▶ _DATA RECORDS_
------------------------------

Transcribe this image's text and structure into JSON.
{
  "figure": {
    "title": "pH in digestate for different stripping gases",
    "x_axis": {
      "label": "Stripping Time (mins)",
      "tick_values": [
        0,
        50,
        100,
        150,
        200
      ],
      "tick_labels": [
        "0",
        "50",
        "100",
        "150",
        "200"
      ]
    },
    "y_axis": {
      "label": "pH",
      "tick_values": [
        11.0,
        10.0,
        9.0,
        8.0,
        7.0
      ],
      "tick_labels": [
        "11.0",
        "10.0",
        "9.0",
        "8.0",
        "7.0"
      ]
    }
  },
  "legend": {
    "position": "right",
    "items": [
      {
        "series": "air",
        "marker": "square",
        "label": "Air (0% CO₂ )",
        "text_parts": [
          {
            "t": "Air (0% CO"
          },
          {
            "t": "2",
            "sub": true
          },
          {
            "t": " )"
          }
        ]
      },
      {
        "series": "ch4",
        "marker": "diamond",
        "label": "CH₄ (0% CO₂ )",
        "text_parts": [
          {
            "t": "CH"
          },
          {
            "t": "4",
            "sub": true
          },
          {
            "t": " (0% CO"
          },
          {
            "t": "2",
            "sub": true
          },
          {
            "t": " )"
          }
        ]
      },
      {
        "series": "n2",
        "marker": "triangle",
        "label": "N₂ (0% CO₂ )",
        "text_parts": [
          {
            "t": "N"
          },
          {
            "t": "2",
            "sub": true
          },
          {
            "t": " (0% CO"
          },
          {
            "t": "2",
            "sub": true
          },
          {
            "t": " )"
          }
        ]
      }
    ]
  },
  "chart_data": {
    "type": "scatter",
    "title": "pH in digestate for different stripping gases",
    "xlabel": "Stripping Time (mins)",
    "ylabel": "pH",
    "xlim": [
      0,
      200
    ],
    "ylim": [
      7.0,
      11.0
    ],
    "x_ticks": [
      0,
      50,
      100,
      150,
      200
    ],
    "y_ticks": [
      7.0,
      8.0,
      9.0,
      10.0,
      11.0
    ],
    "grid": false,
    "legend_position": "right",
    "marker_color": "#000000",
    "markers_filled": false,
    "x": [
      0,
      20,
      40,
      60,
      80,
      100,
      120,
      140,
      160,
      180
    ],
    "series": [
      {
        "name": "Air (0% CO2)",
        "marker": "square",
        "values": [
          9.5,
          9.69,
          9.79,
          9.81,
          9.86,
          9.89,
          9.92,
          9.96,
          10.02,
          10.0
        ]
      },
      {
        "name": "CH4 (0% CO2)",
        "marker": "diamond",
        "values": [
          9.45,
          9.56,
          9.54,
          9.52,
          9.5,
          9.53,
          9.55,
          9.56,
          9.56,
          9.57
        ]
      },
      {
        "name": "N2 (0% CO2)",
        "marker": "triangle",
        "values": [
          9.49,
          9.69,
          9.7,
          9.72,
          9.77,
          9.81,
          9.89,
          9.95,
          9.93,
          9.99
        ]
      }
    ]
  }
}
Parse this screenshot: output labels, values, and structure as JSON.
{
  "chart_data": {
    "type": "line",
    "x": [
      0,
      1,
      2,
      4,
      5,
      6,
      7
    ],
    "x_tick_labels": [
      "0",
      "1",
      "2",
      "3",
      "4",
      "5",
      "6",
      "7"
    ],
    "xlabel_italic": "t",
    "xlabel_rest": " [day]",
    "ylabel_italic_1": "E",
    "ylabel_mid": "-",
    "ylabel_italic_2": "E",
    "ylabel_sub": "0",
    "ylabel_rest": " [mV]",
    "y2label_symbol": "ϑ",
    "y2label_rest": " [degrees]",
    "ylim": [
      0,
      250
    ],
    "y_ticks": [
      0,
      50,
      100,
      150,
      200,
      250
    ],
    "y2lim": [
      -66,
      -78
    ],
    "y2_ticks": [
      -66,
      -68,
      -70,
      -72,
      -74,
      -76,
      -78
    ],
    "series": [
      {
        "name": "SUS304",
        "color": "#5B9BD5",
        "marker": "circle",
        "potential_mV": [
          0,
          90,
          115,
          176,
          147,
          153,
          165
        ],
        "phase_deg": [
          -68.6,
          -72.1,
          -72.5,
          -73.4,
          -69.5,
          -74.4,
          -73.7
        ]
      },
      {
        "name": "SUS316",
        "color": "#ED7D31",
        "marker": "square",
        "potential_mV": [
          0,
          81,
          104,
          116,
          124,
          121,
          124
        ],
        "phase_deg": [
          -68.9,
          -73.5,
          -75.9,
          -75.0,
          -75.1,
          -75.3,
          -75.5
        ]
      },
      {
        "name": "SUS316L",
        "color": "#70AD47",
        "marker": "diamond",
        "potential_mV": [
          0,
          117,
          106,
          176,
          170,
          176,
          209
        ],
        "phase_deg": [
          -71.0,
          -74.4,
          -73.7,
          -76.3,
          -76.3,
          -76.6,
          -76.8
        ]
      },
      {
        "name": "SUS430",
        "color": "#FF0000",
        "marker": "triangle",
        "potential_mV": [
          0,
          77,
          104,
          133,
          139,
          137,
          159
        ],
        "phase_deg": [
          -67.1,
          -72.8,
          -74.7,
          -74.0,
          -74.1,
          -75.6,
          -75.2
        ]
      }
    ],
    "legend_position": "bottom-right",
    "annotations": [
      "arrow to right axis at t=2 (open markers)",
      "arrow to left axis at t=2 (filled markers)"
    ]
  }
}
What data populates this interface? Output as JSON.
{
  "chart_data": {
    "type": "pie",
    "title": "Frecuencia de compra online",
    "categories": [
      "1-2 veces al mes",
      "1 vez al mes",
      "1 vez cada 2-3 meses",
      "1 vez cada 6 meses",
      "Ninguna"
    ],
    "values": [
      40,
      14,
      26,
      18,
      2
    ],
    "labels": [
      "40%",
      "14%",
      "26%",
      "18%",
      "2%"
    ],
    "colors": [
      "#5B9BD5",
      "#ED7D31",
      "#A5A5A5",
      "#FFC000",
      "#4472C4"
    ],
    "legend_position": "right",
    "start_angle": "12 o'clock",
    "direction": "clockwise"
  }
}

------------------------------

▶ _YOUR INSTRUCTIONS_
Your task is to reproduce all of the records exactly.

▶ _TASK ANSWER_
Transcribe this image's text and structure into JSON.
{
  "figure": {
    "title": "pH in digestate for different stripping gases",
    "x_axis": {
      "label": "Stripping Time (mins)",
      "tick_values": [
        0,
        50,
        100,
        150,
        200
      ],
      "tick_labels": [
        "0",
        "50",
        "100",
        "150",
        "200"
      ]
    },
    "y_axis": {
      "label": "pH",
      "tick_values": [
        11.0,
        10.0,
        9.0,
        8.0,
        7.0
      ],
      "tick_labels": [
        "11.0",
        "10.0",
        "9.0",
        "8.0",
        "7.0"
      ]
    }
  },
  "legend": {
    "position": "right",
    "items": [
      {
        "series": "air",
        "marker": "square",
        "label": "Air (0% CO₂ )",
        "text_parts": [
          {
            "t": "Air (0% CO"
          },
          {
            "t": "2",
            "sub": true
          },
          {
            "t": " )"
          }
        ]
      },
      {
        "series": "ch4",
        "marker": "diamond",
        "label": "CH₄ (0% CO₂ )",
        "text_parts": [
          {
            "t": "CH"
          },
          {
            "t": "4",
            "sub": true
          },
          {
            "t": " (0% CO"
          },
          {
            "t": "2",
            "sub": true
          },
          {
            "t": " )"
          }
        ]
      },
      {
        "series": "n2",
        "marker": "triangle",
        "label": "N₂ (0% CO₂ )",
        "text_parts": [
          {
            "t": "N"
          },
          {
            "t": "2",
            "sub": true
          },
          {
            "t": " (0% CO"
          },
          {
            "t": "2",
            "sub": true
          },
          {
            "t": " )"
          }
        ]
      }
    ]
  },
  "chart_data": {
    "type": "scatter",
    "title": "pH in digestate for different stripping gases",
    "xlabel": "Stripping Time (mins)",
    "ylabel": "pH",
    "xlim": [
      0,
      200
    ],
    "ylim": [
      7.0,
      11.0
    ],
    "x_ticks": [
      0,
      50,
      100,
      150,
      200
    ],
    "y_ticks": [
      7.0,
      8.0,
      9.0,
      10.0,
      11.0
    ],
    "grid": false,
    "legend_position": "right",
    "marker_color": "#000000",
    "markers_filled": false,
    "x": [
      0,
      20,
      40,
      60,
      80,
      100,
      120,
      140,
      160,
      180
    ],
    "series": [
      {
        "name": "Air (0% CO2)",
        "marker": "square",
        "values": [
          9.5,
          9.69,
          9.79,
          9.81,
          9.86,
          9.89,
          9.92,
          9.96,
          10.02,
          10.0
        ]
      },
      {
        "name": "CH4 (0% CO2)",
        "marker": "diamond",
        "values": [
          9.45,
          9.56,
          9.54,
          9.52,
          9.5,
          9.53,
          9.55,
          9.56,
          9.56,
          9.57
        ]
      },
      {
        "name": "N2 (0% CO2)",
        "marker": "triangle",
        "values": [
          9.49,
          9.69,
          9.7,
          9.72,
          9.77,
          9.81,
          9.89,
          9.95,
          9.93,
          9.99
        ]
      }
    ]
  }
}
Parse this screenshot: output labels, values, and structure as JSON.
{
  "chart_data": {
    "type": "line",
    "x": [
      0,
      1,
      2,
      4,
      5,
      6,
      7
    ],
    "x_tick_labels": [
      "0",
      "1",
      "2",
      "3",
      "4",
      "5",
      "6",
      "7"
    ],
    "xlabel_italic": "t",
    "xlabel_rest": " [day]",
    "ylabel_italic_1": "E",
    "ylabel_mid": "-",
    "ylabel_italic_2": "E",
    "ylabel_sub": "0",
    "ylabel_rest": " [mV]",
    "y2label_symbol": "ϑ",
    "y2label_rest": " [degrees]",
    "ylim": [
      0,
      250
    ],
    "y_ticks": [
      0,
      50,
      100,
      150,
      200,
      250
    ],
    "y2lim": [
      -66,
      -78
    ],
    "y2_ticks": [
      -66,
      -68,
      -70,
      -72,
      -74,
      -76,
      -78
    ],
    "series": [
      {
        "name": "SUS304",
        "color": "#5B9BD5",
        "marker": "circle",
        "potential_mV": [
          0,
          90,
          115,
          176,
          147,
          153,
          165
        ],
        "phase_deg": [
          -68.6,
          -72.1,
          -72.5,
          -73.4,
          -69.5,
          -74.4,
          -73.7
        ]
      },
      {
        "name": "SUS316",
        "color": "#ED7D31",
        "marker": "square",
        "potential_mV": [
          0,
          81,
          104,
          116,
          124,
          121,
          124
        ],
        "phase_deg": [
          -68.9,
          -73.5,
          -75.9,
          -75.0,
          -75.1,
          -75.3,
          -75.5
        ]
      },
      {
        "name": "SUS316L",
        "color": "#70AD47",
        "marker": "diamond",
        "potential_mV": [
          0,
          117,
          106,
          176,
          170,
          176,
          209
        ],
        "phase_deg": [
          -71.0,
          -74.4,
          -73.7,
          -76.3,
          -76.3,
          -76.6,
          -76.8
        ]
      },
      {
        "name": "SUS430",
        "color": "#FF0000",
        "marker": "triangle",
        "potential_mV": [
          0,
          77,
          104,
          133,
          139,
          137,
          159
        ],
        "phase_deg": [
          -67.1,
          -72.8,
          -74.7,
          -74.0,
          -74.1,
          -75.6,
          -75.2
        ]
      }
    ],
    "legend_position": "bottom-right",
    "annotations": [
      "arrow to right axis at t=2 (open markers)",
      "arrow to left axis at t=2 (filled markers)"
    ]
  }
}
What data populates this interface? Output as JSON.
{
  "chart_data": {
    "type": "pie",
    "title": "Frecuencia de compra online",
    "categories": [
      "1-2 veces al mes",
      "1 vez al mes",
      "1 vez cada 2-3 meses",
      "1 vez cada 6 meses",
      "Ninguna"
    ],
    "values": [
      40,
      14,
      26,
      18,
      2
    ],
    "labels": [
      "40%",
      "14%",
      "26%",
      "18%",
      "2%"
    ],
    "colors": [
      "#5B9BD5",
      "#ED7D31",
      "#A5A5A5",
      "#FFC000",
      "#4472C4"
    ],
    "legend_position": "right",
    "start_angle": "12 o'clock",
    "direction": "clockwise"
  }
}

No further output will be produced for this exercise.